→ TASK TO COMPLETE
Copy out the records from their first line through the line containing "484, 495, 501]", with both of those lines included.

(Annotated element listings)
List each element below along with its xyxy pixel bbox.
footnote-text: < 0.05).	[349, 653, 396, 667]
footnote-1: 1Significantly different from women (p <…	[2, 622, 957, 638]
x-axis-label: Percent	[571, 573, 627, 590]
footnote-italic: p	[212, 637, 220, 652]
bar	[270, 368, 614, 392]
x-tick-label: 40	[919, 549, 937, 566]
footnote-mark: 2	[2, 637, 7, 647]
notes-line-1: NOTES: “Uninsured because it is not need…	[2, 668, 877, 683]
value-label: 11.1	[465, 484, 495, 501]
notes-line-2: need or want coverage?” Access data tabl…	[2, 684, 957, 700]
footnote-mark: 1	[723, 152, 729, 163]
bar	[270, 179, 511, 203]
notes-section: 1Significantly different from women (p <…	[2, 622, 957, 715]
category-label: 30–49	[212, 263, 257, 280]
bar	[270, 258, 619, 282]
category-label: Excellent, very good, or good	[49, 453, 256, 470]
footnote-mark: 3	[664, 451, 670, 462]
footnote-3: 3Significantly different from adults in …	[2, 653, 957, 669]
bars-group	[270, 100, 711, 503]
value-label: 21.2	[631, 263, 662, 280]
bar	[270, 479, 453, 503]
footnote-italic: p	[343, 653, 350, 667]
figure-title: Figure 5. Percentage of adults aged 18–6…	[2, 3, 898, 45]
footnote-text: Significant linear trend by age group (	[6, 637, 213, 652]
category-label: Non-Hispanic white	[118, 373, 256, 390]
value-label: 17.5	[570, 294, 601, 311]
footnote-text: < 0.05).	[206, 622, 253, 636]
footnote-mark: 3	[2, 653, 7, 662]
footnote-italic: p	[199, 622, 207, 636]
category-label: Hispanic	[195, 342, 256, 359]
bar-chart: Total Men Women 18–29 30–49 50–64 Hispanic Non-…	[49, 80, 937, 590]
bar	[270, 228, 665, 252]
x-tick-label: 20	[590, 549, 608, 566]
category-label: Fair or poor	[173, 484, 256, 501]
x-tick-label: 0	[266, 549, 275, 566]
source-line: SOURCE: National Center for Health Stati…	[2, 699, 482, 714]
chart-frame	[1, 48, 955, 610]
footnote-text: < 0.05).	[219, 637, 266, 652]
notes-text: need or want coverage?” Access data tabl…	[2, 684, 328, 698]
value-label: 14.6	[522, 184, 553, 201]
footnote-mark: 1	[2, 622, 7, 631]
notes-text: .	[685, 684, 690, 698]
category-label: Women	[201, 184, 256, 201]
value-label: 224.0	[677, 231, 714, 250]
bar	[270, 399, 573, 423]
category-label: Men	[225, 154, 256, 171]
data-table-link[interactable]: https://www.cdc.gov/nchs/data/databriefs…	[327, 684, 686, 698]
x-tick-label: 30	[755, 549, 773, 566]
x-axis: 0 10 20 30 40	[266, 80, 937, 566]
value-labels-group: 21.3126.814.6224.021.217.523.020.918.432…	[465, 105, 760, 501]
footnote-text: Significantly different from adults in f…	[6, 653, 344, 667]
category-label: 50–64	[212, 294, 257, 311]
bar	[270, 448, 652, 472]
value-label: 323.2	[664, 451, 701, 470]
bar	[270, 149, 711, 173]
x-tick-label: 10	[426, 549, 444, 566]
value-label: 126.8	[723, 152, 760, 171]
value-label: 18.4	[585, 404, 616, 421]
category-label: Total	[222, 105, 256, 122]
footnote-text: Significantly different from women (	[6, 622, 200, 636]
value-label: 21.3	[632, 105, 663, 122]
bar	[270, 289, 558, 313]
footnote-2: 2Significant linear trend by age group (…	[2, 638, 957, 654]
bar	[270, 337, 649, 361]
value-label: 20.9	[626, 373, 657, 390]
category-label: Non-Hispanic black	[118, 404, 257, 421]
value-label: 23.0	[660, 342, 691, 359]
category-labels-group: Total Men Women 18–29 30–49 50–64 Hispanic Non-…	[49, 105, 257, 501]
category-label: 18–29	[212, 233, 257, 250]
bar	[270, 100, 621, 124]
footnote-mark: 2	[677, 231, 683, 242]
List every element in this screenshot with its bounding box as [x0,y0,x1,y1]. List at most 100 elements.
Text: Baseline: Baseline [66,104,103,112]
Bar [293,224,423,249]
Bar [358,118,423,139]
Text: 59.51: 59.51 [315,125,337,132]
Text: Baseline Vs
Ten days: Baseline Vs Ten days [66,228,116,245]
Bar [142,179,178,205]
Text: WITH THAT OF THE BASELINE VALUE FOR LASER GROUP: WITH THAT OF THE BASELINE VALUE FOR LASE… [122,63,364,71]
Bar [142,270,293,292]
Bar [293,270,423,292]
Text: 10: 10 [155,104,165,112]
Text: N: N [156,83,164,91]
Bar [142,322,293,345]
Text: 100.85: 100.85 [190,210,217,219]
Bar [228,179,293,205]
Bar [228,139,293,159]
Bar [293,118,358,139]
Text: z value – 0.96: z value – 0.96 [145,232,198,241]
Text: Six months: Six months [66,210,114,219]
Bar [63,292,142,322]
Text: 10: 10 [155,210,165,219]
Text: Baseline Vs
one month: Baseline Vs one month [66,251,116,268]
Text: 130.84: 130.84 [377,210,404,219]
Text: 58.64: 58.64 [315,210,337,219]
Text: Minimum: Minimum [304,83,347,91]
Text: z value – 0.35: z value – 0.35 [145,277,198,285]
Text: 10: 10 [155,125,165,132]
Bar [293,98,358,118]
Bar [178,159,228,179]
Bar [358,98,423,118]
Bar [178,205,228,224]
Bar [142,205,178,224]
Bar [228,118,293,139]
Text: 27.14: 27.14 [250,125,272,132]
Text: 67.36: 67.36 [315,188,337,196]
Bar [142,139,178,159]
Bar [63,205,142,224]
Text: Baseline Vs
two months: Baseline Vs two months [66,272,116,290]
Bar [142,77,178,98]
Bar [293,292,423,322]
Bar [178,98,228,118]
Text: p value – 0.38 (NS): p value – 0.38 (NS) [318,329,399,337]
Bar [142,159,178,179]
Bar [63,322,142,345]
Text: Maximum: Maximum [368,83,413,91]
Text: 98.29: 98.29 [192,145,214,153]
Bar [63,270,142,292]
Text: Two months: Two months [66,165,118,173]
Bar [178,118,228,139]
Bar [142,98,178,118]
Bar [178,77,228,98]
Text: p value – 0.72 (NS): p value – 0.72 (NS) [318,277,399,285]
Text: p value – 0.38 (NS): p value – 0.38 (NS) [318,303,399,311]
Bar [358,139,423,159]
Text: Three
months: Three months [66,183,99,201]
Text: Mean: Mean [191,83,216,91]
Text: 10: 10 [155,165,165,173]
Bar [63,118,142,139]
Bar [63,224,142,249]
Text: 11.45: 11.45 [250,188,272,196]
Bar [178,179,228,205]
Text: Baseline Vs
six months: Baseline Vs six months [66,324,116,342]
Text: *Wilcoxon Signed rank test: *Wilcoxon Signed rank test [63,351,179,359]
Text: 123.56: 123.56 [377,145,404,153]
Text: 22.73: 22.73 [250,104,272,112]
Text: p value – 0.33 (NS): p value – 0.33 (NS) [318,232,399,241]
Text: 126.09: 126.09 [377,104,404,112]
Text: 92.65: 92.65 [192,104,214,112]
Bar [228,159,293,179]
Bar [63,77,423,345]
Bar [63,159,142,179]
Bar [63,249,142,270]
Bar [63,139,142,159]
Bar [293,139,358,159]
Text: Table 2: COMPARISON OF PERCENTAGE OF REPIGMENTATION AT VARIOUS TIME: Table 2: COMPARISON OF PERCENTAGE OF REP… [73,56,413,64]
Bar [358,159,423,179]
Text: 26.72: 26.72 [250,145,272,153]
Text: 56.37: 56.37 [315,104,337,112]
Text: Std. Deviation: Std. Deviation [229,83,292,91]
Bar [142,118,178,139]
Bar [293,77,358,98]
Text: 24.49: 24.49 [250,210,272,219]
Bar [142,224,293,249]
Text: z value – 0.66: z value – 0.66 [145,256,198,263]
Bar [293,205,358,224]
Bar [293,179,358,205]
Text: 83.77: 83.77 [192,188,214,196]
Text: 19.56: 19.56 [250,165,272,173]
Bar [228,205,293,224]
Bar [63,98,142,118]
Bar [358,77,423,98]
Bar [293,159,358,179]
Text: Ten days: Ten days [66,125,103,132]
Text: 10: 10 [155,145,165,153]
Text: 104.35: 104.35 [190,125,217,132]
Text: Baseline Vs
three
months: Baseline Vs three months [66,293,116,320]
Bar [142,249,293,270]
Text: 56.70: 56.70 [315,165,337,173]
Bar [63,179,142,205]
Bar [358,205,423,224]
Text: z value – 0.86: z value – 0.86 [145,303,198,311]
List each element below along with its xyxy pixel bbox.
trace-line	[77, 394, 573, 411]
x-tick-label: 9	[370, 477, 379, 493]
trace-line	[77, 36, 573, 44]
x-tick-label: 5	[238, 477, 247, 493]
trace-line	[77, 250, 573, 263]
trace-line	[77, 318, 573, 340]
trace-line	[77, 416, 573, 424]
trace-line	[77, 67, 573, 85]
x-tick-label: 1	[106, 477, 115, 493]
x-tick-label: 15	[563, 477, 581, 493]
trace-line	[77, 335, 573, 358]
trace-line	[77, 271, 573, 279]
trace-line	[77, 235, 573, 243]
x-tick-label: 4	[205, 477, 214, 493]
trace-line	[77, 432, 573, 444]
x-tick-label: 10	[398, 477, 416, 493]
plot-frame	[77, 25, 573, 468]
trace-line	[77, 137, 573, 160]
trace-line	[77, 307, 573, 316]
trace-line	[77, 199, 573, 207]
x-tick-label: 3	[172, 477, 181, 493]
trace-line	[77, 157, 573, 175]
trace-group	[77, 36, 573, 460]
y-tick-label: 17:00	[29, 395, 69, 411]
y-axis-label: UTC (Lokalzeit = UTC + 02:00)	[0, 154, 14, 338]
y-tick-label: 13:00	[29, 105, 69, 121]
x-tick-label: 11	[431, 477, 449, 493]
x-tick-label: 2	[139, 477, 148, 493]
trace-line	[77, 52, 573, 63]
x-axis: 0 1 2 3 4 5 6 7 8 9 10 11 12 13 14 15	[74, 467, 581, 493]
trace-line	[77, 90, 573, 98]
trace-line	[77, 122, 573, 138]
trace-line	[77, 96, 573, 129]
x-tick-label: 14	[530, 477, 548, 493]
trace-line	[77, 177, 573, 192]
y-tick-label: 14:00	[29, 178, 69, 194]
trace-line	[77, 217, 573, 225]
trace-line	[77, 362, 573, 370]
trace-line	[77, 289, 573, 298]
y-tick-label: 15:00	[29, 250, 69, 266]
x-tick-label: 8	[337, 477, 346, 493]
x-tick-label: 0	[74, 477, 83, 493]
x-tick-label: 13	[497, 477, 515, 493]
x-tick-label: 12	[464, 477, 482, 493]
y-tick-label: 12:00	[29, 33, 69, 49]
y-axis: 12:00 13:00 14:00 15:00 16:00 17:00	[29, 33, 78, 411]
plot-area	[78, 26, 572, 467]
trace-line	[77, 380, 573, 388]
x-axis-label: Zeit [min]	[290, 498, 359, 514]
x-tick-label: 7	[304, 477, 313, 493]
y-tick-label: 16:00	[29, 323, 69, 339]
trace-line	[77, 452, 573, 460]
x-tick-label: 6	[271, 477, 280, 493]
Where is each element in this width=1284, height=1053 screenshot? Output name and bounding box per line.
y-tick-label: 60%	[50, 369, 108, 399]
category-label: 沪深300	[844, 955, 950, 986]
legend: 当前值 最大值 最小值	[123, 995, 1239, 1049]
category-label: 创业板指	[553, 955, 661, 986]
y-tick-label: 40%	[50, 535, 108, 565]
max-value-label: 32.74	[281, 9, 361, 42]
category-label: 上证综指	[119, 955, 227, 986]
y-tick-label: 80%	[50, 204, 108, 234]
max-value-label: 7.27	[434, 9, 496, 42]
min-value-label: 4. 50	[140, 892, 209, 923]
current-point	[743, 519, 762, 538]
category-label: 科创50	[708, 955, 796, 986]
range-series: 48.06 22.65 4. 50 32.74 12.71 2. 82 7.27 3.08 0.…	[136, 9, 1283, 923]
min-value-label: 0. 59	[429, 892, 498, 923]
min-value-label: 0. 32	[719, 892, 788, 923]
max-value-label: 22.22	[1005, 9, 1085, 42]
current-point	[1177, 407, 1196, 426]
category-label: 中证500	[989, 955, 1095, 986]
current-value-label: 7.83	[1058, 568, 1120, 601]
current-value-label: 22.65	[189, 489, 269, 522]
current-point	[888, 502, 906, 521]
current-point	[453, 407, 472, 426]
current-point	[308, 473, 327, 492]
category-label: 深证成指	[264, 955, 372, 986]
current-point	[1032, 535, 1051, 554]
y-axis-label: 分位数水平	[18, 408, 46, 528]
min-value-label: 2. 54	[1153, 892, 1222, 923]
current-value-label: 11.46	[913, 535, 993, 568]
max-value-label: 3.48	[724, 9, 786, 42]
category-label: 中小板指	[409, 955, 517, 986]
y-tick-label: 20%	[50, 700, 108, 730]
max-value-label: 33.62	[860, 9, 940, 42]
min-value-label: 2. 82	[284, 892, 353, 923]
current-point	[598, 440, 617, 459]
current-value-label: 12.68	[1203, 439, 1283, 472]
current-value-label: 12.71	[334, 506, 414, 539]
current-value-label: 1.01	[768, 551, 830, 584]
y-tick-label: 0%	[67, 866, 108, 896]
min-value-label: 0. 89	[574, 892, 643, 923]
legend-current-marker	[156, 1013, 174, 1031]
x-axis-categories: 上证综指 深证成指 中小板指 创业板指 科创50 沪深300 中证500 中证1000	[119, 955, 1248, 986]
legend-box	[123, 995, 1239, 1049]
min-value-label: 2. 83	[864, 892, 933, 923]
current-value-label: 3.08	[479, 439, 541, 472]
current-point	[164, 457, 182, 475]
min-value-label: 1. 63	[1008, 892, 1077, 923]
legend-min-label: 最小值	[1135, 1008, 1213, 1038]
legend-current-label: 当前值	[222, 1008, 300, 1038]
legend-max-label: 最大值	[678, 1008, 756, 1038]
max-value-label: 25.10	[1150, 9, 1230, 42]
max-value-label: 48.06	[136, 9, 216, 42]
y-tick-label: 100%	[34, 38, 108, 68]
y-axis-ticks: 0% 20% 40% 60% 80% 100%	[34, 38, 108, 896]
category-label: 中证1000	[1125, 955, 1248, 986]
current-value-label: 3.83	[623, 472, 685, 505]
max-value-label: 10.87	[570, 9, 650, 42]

→ FINISHED TASK
List each element below along with its xyxy pixel bbox.
footnote-text: < 0.05).	[349, 653, 396, 667]
footnote-1: 1Significantly different from women (p <…	[2, 622, 957, 638]
x-axis-label: Percent	[571, 573, 627, 590]
footnote-italic: p	[212, 637, 220, 652]
bar	[270, 368, 614, 392]
x-tick-label: 40	[919, 549, 937, 566]
footnote-mark: 2	[2, 637, 7, 647]
notes-line-1: NOTES: “Uninsured because it is not need…	[2, 668, 877, 683]
value-label: 11.1	[465, 484, 495, 501]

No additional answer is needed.